> [Your goal]: Search the data for the word "String" and copy every line that contains it.
((
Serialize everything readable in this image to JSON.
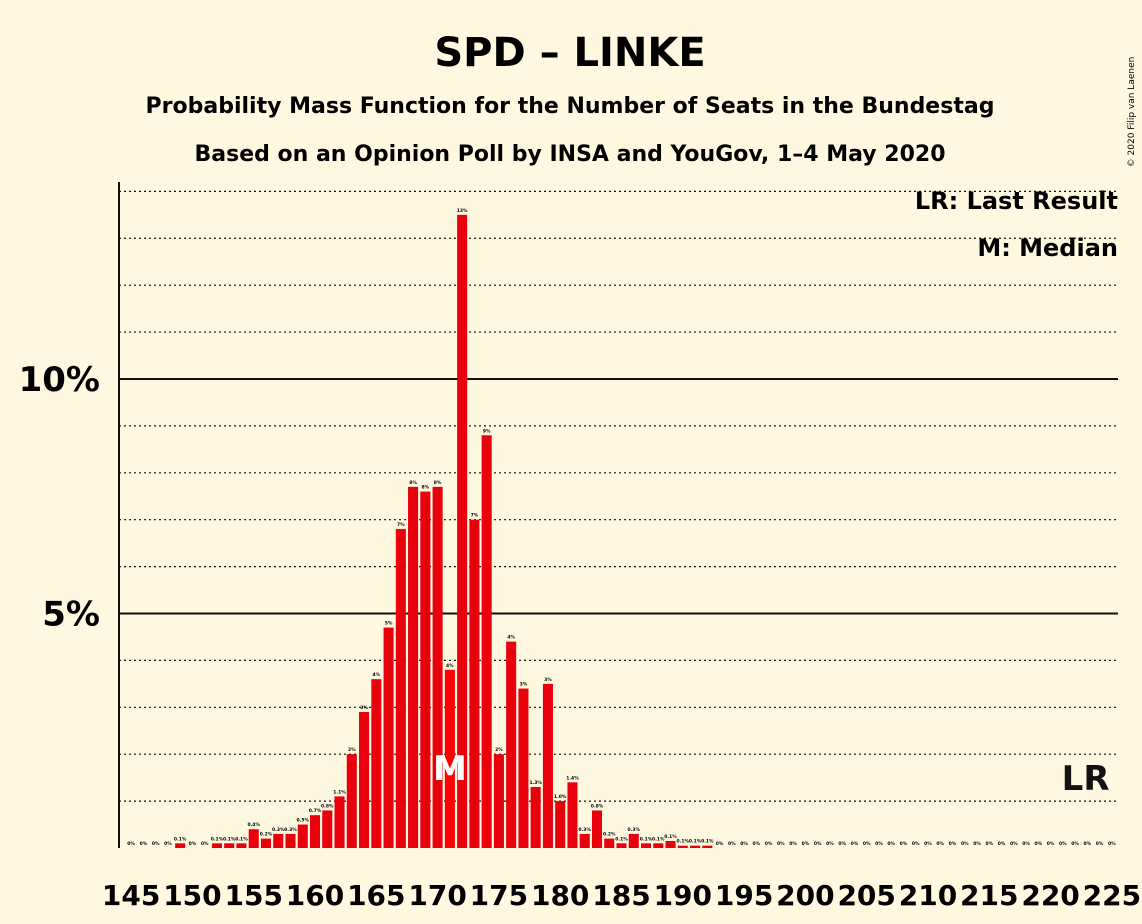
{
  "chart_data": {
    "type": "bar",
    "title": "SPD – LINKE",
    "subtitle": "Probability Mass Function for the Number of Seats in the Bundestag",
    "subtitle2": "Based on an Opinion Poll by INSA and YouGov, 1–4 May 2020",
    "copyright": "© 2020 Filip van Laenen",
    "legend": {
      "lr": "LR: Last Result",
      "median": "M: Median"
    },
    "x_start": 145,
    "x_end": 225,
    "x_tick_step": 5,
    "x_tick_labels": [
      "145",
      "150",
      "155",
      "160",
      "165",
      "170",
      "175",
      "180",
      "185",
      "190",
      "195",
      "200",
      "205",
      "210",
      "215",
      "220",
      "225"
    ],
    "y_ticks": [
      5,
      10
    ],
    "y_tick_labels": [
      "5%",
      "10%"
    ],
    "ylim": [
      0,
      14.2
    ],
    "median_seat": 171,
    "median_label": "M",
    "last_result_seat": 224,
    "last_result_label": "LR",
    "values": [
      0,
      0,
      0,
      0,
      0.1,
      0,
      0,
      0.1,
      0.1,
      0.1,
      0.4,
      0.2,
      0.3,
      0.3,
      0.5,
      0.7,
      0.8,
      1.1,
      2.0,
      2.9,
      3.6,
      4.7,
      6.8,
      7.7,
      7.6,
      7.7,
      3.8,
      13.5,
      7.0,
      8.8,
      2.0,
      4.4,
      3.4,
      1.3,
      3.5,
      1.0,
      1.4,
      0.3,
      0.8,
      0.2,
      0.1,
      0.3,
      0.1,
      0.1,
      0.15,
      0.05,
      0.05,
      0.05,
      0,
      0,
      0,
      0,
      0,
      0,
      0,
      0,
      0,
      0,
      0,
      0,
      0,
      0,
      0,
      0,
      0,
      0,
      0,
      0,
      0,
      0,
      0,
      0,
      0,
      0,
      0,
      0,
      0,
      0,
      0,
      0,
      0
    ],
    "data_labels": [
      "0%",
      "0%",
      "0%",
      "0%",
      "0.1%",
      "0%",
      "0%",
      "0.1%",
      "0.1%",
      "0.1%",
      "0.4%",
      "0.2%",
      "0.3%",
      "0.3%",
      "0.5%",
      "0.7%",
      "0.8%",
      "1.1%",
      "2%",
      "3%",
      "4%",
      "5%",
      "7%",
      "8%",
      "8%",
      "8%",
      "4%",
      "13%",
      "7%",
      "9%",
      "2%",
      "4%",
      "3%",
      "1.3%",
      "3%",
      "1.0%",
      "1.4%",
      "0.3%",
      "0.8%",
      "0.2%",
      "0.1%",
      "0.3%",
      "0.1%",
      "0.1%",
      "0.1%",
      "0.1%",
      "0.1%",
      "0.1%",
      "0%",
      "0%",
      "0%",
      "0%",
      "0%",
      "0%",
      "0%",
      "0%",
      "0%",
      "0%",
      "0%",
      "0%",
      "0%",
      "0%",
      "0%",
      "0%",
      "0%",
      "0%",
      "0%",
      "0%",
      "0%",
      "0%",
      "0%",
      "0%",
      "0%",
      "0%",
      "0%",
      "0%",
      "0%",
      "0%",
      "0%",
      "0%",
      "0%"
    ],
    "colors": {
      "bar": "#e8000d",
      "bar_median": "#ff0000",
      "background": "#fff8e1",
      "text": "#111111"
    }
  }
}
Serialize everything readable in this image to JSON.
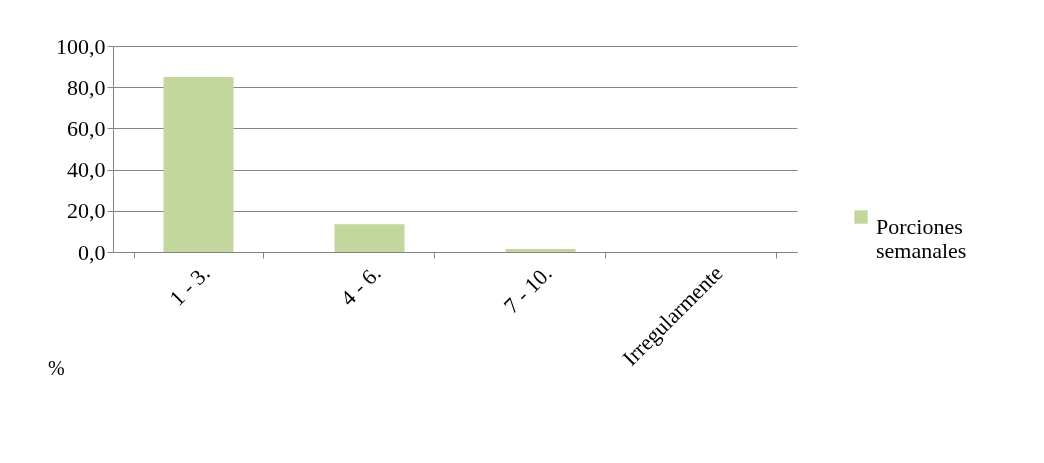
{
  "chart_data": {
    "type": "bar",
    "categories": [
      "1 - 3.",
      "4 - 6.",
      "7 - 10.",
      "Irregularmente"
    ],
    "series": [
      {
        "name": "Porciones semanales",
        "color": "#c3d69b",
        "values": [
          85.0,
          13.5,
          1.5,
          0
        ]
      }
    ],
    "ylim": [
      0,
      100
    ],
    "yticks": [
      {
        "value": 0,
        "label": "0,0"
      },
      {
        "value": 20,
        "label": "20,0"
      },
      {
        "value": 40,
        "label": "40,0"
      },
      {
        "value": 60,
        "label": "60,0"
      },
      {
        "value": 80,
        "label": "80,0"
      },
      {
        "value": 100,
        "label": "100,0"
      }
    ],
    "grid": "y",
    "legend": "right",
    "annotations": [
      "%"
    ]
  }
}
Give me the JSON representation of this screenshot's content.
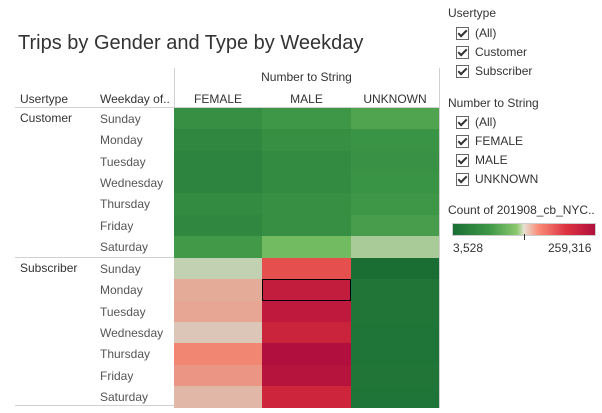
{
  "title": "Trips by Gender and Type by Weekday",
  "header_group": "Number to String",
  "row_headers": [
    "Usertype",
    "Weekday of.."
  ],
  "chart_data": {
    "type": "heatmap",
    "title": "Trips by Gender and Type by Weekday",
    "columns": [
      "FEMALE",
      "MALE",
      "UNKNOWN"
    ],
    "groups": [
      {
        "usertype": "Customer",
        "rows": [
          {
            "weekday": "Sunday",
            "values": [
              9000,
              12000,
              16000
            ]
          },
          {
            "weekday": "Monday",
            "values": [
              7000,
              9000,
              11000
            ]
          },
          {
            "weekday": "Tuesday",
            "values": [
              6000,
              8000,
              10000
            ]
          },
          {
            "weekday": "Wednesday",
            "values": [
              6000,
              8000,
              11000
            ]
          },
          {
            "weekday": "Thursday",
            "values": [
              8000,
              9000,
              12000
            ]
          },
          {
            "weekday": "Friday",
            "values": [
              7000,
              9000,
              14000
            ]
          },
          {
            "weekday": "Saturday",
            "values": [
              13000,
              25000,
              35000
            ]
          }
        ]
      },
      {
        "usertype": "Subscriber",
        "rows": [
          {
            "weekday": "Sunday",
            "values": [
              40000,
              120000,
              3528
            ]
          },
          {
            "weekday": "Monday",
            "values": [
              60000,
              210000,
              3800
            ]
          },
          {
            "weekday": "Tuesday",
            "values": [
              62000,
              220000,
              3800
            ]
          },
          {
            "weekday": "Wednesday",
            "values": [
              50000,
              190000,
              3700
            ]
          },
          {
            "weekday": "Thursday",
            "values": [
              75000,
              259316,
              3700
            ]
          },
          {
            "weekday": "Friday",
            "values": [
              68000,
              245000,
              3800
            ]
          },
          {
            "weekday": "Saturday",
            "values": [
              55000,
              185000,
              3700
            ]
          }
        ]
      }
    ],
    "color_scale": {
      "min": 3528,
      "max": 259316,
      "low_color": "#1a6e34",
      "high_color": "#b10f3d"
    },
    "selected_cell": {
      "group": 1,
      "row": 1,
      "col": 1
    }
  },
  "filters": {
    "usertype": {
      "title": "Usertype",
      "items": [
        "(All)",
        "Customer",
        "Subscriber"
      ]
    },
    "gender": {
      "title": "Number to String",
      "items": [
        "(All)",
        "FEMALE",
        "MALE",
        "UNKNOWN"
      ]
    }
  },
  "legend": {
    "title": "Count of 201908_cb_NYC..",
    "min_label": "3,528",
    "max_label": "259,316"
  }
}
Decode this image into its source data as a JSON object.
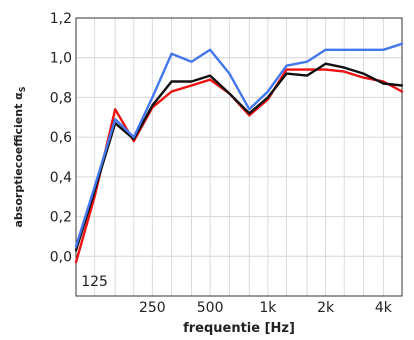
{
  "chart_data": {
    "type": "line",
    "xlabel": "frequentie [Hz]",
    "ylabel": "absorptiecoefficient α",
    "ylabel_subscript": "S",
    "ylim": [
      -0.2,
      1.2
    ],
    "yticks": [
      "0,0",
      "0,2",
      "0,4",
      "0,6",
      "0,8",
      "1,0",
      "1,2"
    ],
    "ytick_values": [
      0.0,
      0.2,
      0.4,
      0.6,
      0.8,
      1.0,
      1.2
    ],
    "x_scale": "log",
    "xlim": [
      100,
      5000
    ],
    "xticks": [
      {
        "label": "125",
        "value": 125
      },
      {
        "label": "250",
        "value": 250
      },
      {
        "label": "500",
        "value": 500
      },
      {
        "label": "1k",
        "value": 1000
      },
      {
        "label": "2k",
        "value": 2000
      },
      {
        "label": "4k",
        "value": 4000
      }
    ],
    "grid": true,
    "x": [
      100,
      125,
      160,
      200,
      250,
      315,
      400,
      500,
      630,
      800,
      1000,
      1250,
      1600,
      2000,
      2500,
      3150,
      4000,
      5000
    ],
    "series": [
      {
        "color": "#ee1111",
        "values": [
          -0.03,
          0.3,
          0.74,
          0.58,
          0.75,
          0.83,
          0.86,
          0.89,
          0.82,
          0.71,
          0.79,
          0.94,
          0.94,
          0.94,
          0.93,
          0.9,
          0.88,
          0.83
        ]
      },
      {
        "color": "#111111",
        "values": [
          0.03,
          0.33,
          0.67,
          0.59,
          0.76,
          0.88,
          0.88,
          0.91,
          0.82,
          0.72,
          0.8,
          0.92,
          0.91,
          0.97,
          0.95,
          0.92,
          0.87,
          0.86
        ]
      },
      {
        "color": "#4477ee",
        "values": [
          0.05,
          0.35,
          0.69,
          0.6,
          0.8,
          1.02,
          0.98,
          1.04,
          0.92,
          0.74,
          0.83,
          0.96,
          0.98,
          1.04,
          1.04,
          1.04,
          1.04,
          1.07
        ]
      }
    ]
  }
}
))
> [Solution]:
  "header_group": "Number to String",
      "title": "Number to String",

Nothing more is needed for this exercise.